#### Data excerpts
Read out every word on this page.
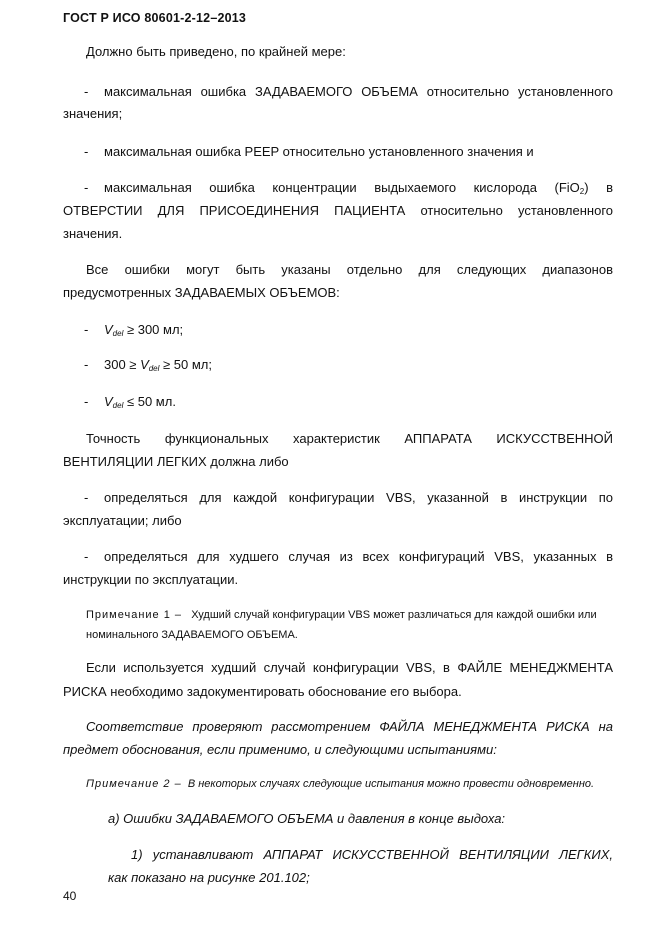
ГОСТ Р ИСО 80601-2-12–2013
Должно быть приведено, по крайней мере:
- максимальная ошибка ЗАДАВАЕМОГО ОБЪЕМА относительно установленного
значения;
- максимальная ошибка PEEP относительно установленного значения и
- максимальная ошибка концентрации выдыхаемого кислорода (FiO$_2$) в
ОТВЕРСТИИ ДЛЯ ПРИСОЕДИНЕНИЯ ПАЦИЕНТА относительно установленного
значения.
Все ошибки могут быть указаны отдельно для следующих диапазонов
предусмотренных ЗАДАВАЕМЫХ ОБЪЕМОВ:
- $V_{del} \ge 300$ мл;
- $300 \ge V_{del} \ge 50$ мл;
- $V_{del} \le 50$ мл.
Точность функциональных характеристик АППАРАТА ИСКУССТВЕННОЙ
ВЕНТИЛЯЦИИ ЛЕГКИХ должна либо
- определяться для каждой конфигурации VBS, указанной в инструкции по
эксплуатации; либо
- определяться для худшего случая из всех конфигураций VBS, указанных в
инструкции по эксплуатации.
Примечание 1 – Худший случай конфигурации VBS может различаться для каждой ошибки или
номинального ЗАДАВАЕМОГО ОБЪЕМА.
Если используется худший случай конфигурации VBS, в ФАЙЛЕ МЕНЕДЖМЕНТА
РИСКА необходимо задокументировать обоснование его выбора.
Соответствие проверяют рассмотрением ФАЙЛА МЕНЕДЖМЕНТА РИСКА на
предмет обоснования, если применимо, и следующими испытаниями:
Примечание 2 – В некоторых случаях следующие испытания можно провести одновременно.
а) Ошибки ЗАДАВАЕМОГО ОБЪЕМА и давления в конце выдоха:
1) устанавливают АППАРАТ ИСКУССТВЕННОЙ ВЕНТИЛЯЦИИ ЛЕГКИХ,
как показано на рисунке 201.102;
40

#### Objective
Copy out each line word for word, please, skipping the images.

#### Task response
Read out every word on this page.
ГОСТ Р ИСО 80601-2-12–2013
Должно быть приведено, по крайней мере:
- максимальная ошибка ЗАДАВАЕМОГО ОБЪЕМА относительно установленного
значения;
- максимальная ошибка PEEP относительно установленного значения и
- максимальная ошибка концентрации выдыхаемого кислорода (FiO$_2$) в
ОТВЕРСТИИ ДЛЯ ПРИСОЕДИНЕНИЯ ПАЦИЕНТА относительно установленного
значения.
Все ошибки могут быть указаны отдельно для следующих диапазонов
предусмотренных ЗАДАВАЕМЫХ ОБЪЕМОВ:
- $V_{del} \ge 300$ мл;
- $300 \ge V_{del} \ge 50$ мл;
- $V_{del} \le 50$ мл.
Точность функциональных характеристик АППАРАТА ИСКУССТВЕННОЙ
ВЕНТИЛЯЦИИ ЛЕГКИХ должна либо
- определяться для каждой конфигурации VBS, указанной в инструкции по
эксплуатации; либо
- определяться для худшего случая из всех конфигураций VBS, указанных в
инструкции по эксплуатации.
Примечание 1 – Худший случай конфигурации VBS может различаться для каждой ошибки или
номинального ЗАДАВАЕМОГО ОБЪЕМА.
Если используется худший случай конфигурации VBS, в ФАЙЛЕ МЕНЕДЖМЕНТА
РИСКА необходимо задокументировать обоснование его выбора.
Соответствие проверяют рассмотрением ФАЙЛА МЕНЕДЖМЕНТА РИСКА на
предмет обоснования, если применимо, и следующими испытаниями:
Примечание 2 – В некоторых случаях следующие испытания можно провести одновременно.
а) Ошибки ЗАДАВАЕМОГО ОБЪЕМА и давления в конце выдоха:
1) устанавливают АППАРАТ ИСКУССТВЕННОЙ ВЕНТИЛЯЦИИ ЛЕГКИХ,
как показано на рисунке 201.102;
40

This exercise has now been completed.